What is asked ::
Rewrite all the rows below as a Markdown table with two columns, No and Entry. Number the rows in order, put each one's text in Entry, and leave out blank lines.

Data supplied ::
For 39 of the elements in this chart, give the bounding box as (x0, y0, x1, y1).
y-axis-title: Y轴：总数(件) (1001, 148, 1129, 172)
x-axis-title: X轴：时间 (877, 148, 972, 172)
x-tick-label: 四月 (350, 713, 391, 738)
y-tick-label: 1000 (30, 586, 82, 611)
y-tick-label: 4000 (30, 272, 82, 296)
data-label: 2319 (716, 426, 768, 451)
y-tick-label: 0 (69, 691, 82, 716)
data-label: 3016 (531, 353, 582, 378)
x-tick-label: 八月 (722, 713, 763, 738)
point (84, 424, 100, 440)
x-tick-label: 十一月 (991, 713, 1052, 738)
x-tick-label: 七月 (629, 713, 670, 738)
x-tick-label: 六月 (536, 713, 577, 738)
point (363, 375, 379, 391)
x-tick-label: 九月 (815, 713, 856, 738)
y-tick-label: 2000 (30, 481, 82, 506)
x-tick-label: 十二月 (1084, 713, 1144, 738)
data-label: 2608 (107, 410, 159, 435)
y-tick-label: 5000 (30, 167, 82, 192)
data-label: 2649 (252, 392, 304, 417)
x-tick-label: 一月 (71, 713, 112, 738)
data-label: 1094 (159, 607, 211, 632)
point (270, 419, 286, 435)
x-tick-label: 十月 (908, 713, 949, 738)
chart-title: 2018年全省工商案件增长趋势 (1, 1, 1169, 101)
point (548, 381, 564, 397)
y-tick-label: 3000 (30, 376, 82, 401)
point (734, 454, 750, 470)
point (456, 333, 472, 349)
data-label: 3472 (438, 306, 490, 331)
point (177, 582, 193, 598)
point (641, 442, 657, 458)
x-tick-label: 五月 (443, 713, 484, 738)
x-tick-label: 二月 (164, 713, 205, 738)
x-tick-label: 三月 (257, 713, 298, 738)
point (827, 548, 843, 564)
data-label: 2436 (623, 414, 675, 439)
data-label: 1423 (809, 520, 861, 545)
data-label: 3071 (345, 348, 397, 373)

The answer ::
| No | Entry |
|---|---|
| 1 | For 39 of the elements in this chart, give the bounding box as (x0, y0, x1, y1). |
| 2 | y-axis-title: Y轴：总数(件) (1001, 148, 1129, 172) |
| 3 | x-axis-title: X轴：时间 (877, 148, 972, 172) |
| 4 | x-tick-label: 四月 (350, 713, 391, 738) |
| 5 | y-tick-label: 1000 (30, 586, 82, 611) |
| 6 | y-tick-label: 4000 (30, 272, 82, 296) |
| 7 | data-label: 2319 (716, 426, 768, 451) |
| 8 | y-tick-label: 0 (69, 691, 82, 716) |
| 9 | data-label: 3016 (531, 353, 582, 378) |
| 10 | x-tick-label: 八月 (722, 713, 763, 738) |
| 11 | point (84, 424, 100, 440) |
| 12 | x-tick-label: 十一月 (991, 713, 1052, 738) |
| 13 | x-tick-label: 七月 (629, 713, 670, 738) |
| 14 | x-tick-label: 六月 (536, 713, 577, 738) |
| 15 | point (363, 375, 379, 391) |
| 16 | x-tick-label: 九月 (815, 713, 856, 738) |
| 17 | y-tick-label: 2000 (30, 481, 82, 506) |
| 18 | x-tick-label: 十二月 (1084, 713, 1144, 738) |
| 19 | data-label: 2608 (107, 410, 159, 435) |
| 20 | y-tick-label: 5000 (30, 167, 82, 192) |
| 21 | data-label: 2649 (252, 392, 304, 417) |
| 22 | x-tick-label: 一月 (71, 713, 112, 738) |
| 23 | data-label: 1094 (159, 607, 211, 632) |
| 24 | point (270, 419, 286, 435) |
| 25 | x-tick-label: 十月 (908, 713, 949, 738) |
| 26 | chart-title: 2018年全省工商案件增长趋势 (1, 1, 1169, 101) |
| 27 | point (548, 381, 564, 397) |
| 28 | y-tick-label: 3000 (30, 376, 82, 401) |
| 29 | point (734, 454, 750, 470) |
| 30 | point (456, 333, 472, 349) |
| 31 | data-label: 3472 (438, 306, 490, 331) |
| 32 | point (177, 582, 193, 598) |
| 33 | point (641, 442, 657, 458) |
| 34 | x-tick-label: 五月 (443, 713, 484, 738) |
| 35 | x-tick-label: 二月 (164, 713, 205, 738) |
| 36 | x-tick-label: 三月 (257, 713, 298, 738) |
| 37 | point (827, 548, 843, 564) |
| 38 | data-label: 2436 (623, 414, 675, 439) |
| 39 | data-label: 1423 (809, 520, 861, 545) |
| 40 | data-label: 3071 (345, 348, 397, 373) |